» **Exercise goal**
Give the listing again in full, exactly as written.
-- START --
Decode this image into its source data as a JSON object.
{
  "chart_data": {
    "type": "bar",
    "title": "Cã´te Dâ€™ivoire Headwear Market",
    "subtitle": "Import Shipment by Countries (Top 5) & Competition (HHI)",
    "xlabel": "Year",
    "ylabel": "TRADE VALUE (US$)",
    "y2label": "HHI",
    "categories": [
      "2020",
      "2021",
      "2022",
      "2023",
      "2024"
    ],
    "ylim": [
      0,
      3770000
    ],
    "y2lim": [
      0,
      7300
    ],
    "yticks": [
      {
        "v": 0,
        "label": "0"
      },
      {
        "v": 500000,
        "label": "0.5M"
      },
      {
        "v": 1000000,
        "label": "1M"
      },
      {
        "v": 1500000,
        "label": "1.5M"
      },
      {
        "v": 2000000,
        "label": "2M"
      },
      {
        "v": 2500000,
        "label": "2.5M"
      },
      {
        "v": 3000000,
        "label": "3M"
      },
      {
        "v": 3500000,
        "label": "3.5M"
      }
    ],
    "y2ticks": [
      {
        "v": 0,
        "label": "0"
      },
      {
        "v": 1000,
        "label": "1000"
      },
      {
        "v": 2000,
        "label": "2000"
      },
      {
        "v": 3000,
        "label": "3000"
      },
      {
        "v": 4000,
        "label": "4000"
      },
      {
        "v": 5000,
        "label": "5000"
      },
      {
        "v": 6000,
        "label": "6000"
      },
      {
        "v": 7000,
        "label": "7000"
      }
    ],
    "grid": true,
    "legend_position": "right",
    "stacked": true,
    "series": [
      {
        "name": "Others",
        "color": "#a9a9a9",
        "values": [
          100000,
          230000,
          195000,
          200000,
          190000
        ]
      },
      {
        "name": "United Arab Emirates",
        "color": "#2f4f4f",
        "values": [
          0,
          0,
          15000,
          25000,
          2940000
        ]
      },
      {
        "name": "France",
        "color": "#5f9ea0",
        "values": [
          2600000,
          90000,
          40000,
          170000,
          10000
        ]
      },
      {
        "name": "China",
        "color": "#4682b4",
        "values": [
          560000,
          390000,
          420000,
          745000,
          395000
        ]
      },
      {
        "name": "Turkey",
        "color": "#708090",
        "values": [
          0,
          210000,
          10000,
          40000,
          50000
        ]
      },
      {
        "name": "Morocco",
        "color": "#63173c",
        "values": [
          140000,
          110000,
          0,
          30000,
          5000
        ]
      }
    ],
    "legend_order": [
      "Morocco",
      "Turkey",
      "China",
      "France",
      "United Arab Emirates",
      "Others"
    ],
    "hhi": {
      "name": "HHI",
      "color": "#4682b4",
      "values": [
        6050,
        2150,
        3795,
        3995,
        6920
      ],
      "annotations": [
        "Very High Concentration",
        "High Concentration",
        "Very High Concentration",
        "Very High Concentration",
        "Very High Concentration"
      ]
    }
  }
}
-- END --
» **Written response**
Decode this image into its source data as a JSON object.
{
  "chart_data": {
    "type": "bar",
    "title": "Cã´te Dâ€™ivoire Headwear Market",
    "subtitle": "Import Shipment by Countries (Top 5) & Competition (HHI)",
    "xlabel": "Year",
    "ylabel": "TRADE VALUE (US$)",
    "y2label": "HHI",
    "categories": [
      "2020",
      "2021",
      "2022",
      "2023",
      "2024"
    ],
    "ylim": [
      0,
      3770000
    ],
    "y2lim": [
      0,
      7300
    ],
    "yticks": [
      {
        "v": 0,
        "label": "0"
      },
      {
        "v": 500000,
        "label": "0.5M"
      },
      {
        "v": 1000000,
        "label": "1M"
      },
      {
        "v": 1500000,
        "label": "1.5M"
      },
      {
        "v": 2000000,
        "label": "2M"
      },
      {
        "v": 2500000,
        "label": "2.5M"
      },
      {
        "v": 3000000,
        "label": "3M"
      },
      {
        "v": 3500000,
        "label": "3.5M"
      }
    ],
    "y2ticks": [
      {
        "v": 0,
        "label": "0"
      },
      {
        "v": 1000,
        "label": "1000"
      },
      {
        "v": 2000,
        "label": "2000"
      },
      {
        "v": 3000,
        "label": "3000"
      },
      {
        "v": 4000,
        "label": "4000"
      },
      {
        "v": 5000,
        "label": "5000"
      },
      {
        "v": 6000,
        "label": "6000"
      },
      {
        "v": 7000,
        "label": "7000"
      }
    ],
    "grid": true,
    "legend_position": "right",
    "stacked": true,
    "series": [
      {
        "name": "Others",
        "color": "#a9a9a9",
        "values": [
          100000,
          230000,
          195000,
          200000,
          190000
        ]
      },
      {
        "name": "United Arab Emirates",
        "color": "#2f4f4f",
        "values": [
          0,
          0,
          15000,
          25000,
          2940000
        ]
      },
      {
        "name": "France",
        "color": "#5f9ea0",
        "values": [
          2600000,
          90000,
          40000,
          170000,
          10000
        ]
      },
      {
        "name": "China",
        "color": "#4682b4",
        "values": [
          560000,
          390000,
          420000,
          745000,
          395000
        ]
      },
      {
        "name": "Turkey",
        "color": "#708090",
        "values": [
          0,
          210000,
          10000,
          40000,
          50000
        ]
      },
      {
        "name": "Morocco",
        "color": "#63173c",
        "values": [
          140000,
          110000,
          0,
          30000,
          5000
        ]
      }
    ],
    "legend_order": [
      "Morocco",
      "Turkey",
      "China",
      "France",
      "United Arab Emirates",
      "Others"
    ],
    "hhi": {
      "name": "HHI",
      "color": "#4682b4",
      "values": [
        6050,
        2150,
        3795,
        3995,
        6920
      ],
      "annotations": [
        "Very High Concentration",
        "High Concentration",
        "Very High Concentration",
        "Very High Concentration",
        "Very High Concentration"
      ]
    }
  }
}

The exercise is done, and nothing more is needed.